TASK TO COMPLETE:
Produce an exact copy of all the data below, dropping every image.

DATA RECORDS:
........
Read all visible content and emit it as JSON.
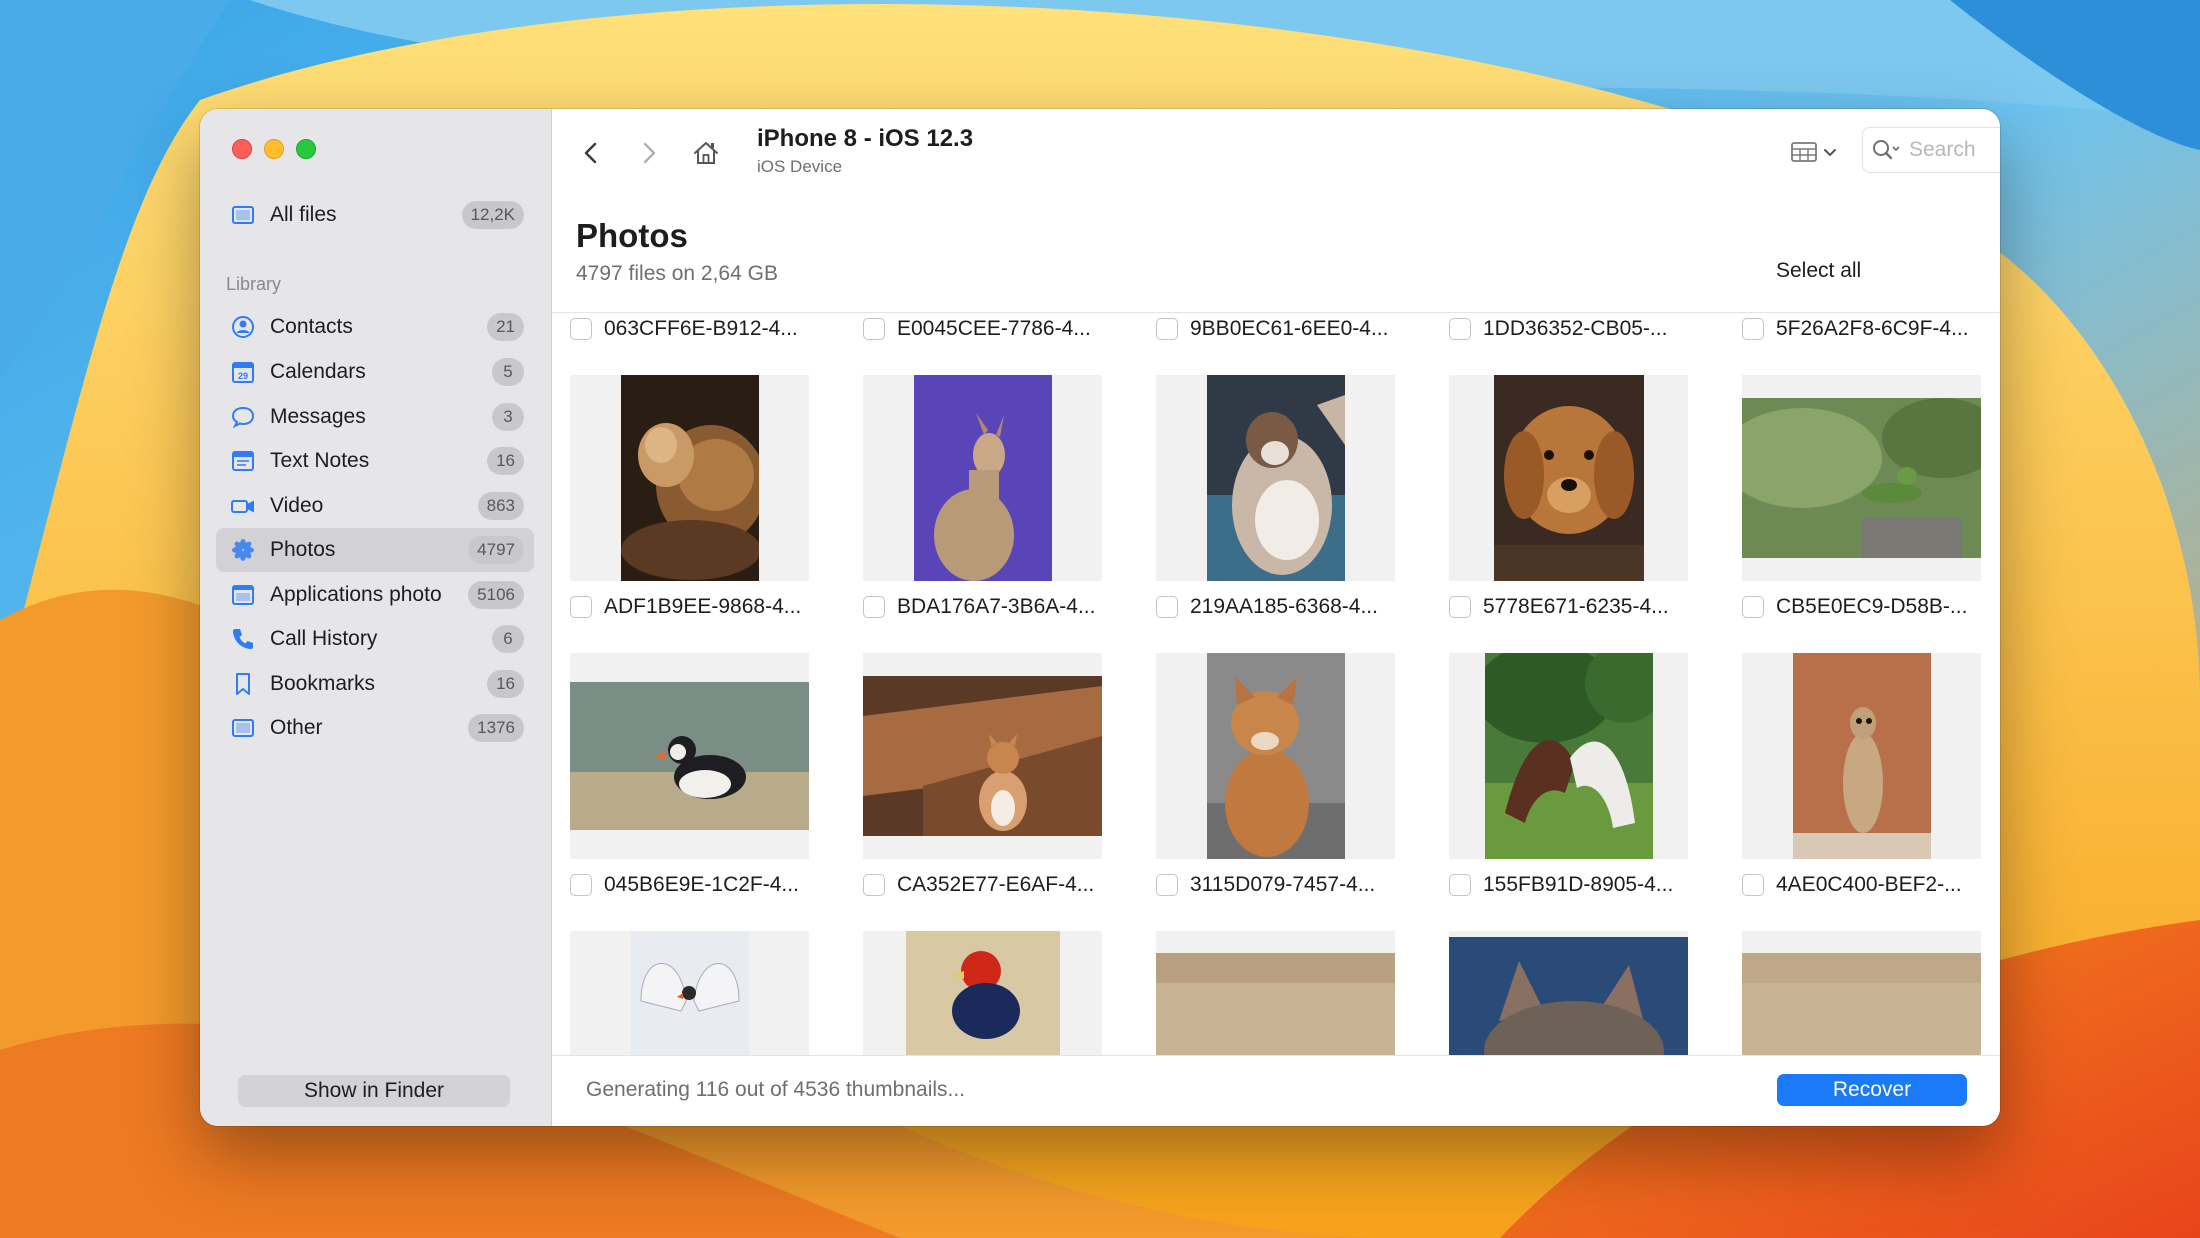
{
  "window": {
    "device_title": "iPhone 8 - iOS 12.3",
    "device_subtitle": "iOS Device",
    "search_placeholder": "Search"
  },
  "sidebar": {
    "all_files": {
      "label": "All files",
      "count": "12,2K",
      "icon": "all-files-icon"
    },
    "library_label": "Library",
    "items": [
      {
        "label": "Contacts",
        "count": "21",
        "icon": "contacts-icon",
        "color": "#2f7cf6"
      },
      {
        "label": "Calendars",
        "count": "5",
        "icon": "calendar-icon",
        "color": "#2f7cf6"
      },
      {
        "label": "Messages",
        "count": "3",
        "icon": "messages-icon",
        "color": "#2f7cf6"
      },
      {
        "label": "Text Notes",
        "count": "16",
        "icon": "notes-icon",
        "color": "#2f7cf6"
      },
      {
        "label": "Video",
        "count": "863",
        "icon": "video-icon",
        "color": "#2f7cf6"
      },
      {
        "label": "Photos",
        "count": "4797",
        "icon": "photos-icon",
        "color": "#2f7cf6",
        "active": true
      },
      {
        "label": "Applications photo",
        "count": "5106",
        "icon": "app-photo-icon",
        "color": "#2f7cf6"
      },
      {
        "label": "Call History",
        "count": "6",
        "icon": "phone-icon",
        "color": "#2f7cf6"
      },
      {
        "label": "Bookmarks",
        "count": "16",
        "icon": "bookmark-icon",
        "color": "#2f7cf6"
      },
      {
        "label": "Other",
        "count": "1376",
        "icon": "other-icon",
        "color": "#2f7cf6"
      }
    ],
    "show_in_finder": "Show in Finder"
  },
  "content": {
    "title": "Photos",
    "subtitle": "4797 files on 2,64 GB",
    "select_all": "Select all"
  },
  "rows": [
    [
      "063CFF6E-B912-4...",
      "E0045CEE-7786-4...",
      "9BB0EC61-6EE0-4...",
      "1DD36352-CB05-...",
      "5F26A2F8-6C9F-4..."
    ],
    [
      "ADF1B9EE-9868-4...",
      "BDA176A7-3B6A-4...",
      "219AA185-6368-4...",
      "5778E671-6235-4...",
      "CB5E0EC9-D58B-..."
    ],
    [
      "045B6E9E-1C2F-4...",
      "CA352E77-E6AF-4...",
      "3115D079-7457-4...",
      "155FB91D-8905-4...",
      "4AE0C400-BEF2-..."
    ]
  ],
  "photos": {
    "row2": [
      "lions",
      "dog-violet",
      "cat-fluffy",
      "golden-dog",
      "lizard"
    ],
    "row3": [
      "puffin",
      "cat-floor",
      "tabby-cat",
      "horses",
      "meerkat"
    ],
    "row4": [
      "swans",
      "pheasant",
      "blur-beige",
      "cat-blue",
      "blur-beige"
    ]
  },
  "status": {
    "text": "Generating 116 out of 4536 thumbnails...",
    "recover": "Recover"
  },
  "colors": {
    "accent": "#1a7af8",
    "sidebar_bg": "#e6e6e8",
    "close": "#fe5f57",
    "minimize": "#febc2e",
    "maximize": "#28c840"
  }
}
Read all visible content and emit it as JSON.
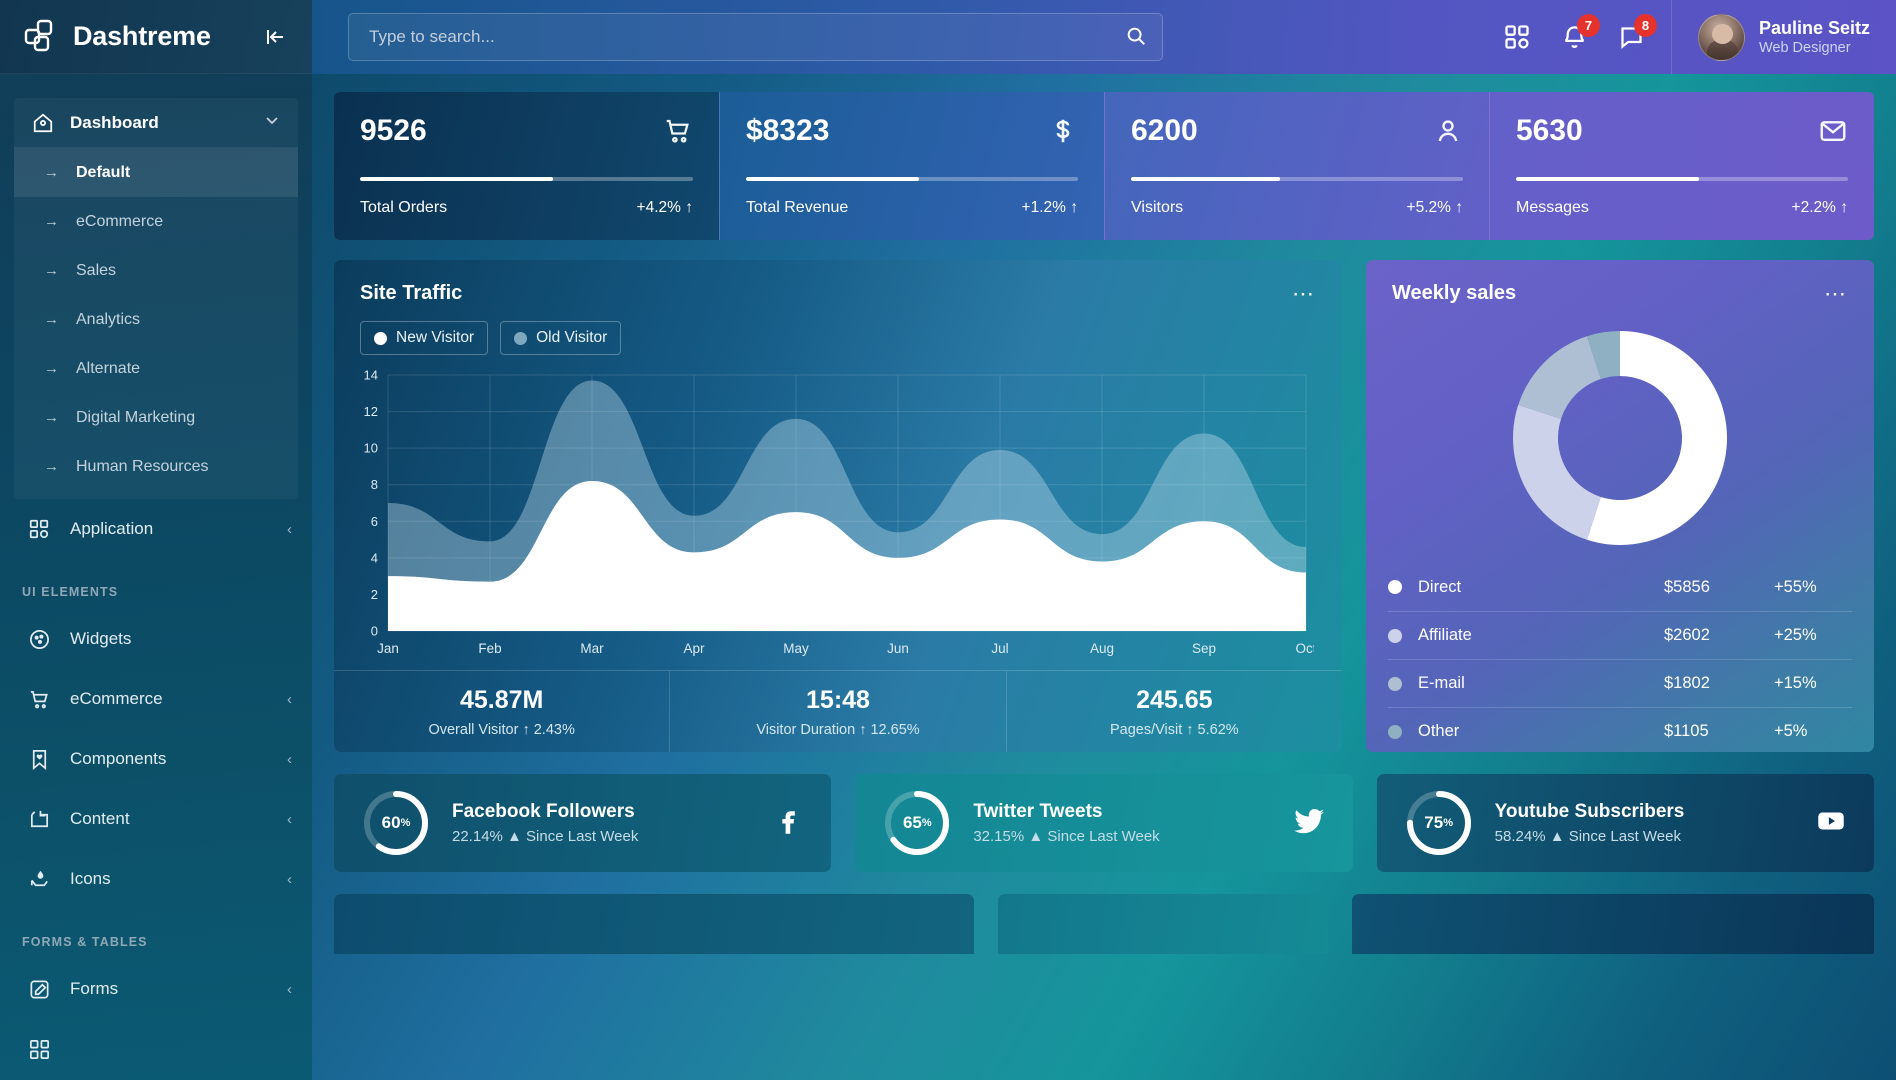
........
SOLUTION TO THIS EXERCISE:
Read all visible content and emit it as JSON.
{
  "window": {
    "device_title": "iPhone 8 - iOS 12.3",
    "device_subtitle": "iOS Device",
    "search_placeholder": "Search"
  },
  "sidebar": {
    "all_files": {
      "label": "All files",
      "count": "12,2K",
      "icon": "all-files-icon"
    },
    "library_label": "Library",
    "items": [
      {
        "label": "Contacts",
        "count": "21",
        "icon": "contacts-icon",
        "color": "#2f7cf6"
      },
      {
        "label": "Calendars",
        "count": "5",
        "icon": "calendar-icon",
        "color": "#2f7cf6"
      },
      {
        "label": "Messages",
        "count": "3",
        "icon": "messages-icon",
        "color": "#2f7cf6"
      },
      {
        "label": "Text Notes",
        "count": "16",
        "icon": "notes-icon",
        "color": "#2f7cf6"
      },
      {
        "label": "Video",
        "count": "863",
        "icon": "video-icon",
        "color": "#2f7cf6"
      },
      {
        "label": "Photos",
        "count": "4797",
        "icon": "photos-icon",
        "color": "#2f7cf6",
        "active": true
      },
      {
        "label": "Applications photo",
        "count": "5106",
        "icon": "app-photo-icon",
        "color": "#2f7cf6"
      },
      {
        "label": "Call History",
        "count": "6",
        "icon": "phone-icon",
        "color": "#2f7cf6"
      },
      {
        "label": "Bookmarks",
        "count": "16",
        "icon": "bookmark-icon",
        "color": "#2f7cf6"
      },
      {
        "label": "Other",
        "count": "1376",
        "icon": "other-icon",
        "color": "#2f7cf6"
      }
    ],
    "show_in_finder": "Show in Finder"
  },
  "content": {
    "title": "Photos",
    "subtitle": "4797 files on 2,64 GB",
    "select_all": "Select all"
  },
  "rows": [
    [
      "063CFF6E-B912-4...",
      "E0045CEE-7786-4...",
      "9BB0EC61-6EE0-4...",
      "1DD36352-CB05-...",
      "5F26A2F8-6C9F-4..."
    ],
    [
      "ADF1B9EE-9868-4...",
      "BDA176A7-3B6A-4...",
      "219AA185-6368-4...",
      "5778E671-6235-4...",
      "CB5E0EC9-D58B-..."
    ],
    [
      "045B6E9E-1C2F-4...",
      "CA352E77-E6AF-4...",
      "3115D079-7457-4...",
      "155FB91D-8905-4...",
      "4AE0C400-BEF2-..."
    ]
  ],
  "photos": {
    "row2": [
      "lions",
      "dog-violet",
      "cat-fluffy",
      "golden-dog",
      "lizard"
    ],
    "row3": [
      "puffin",
      "cat-floor",
      "tabby-cat",
      "horses",
      "meerkat"
    ],
    "row4": [
      "swans",
      "pheasant",
      "blur-beige",
      "cat-blue",
      "blur-beige"
    ]
  },
  "status": {
    "text": "Generating 116 out of 4536 thumbnails...",
    "recover": "Recover"
  },
  "colors": {
    "accent": "#1a7af8",
    "sidebar_bg": "#e6e6e8",
    "close": "#fe5f57",
    "minimize": "#febc2e",
    "maximize": "#28c840"
  }
}
Read all visible content and emit it as JSON.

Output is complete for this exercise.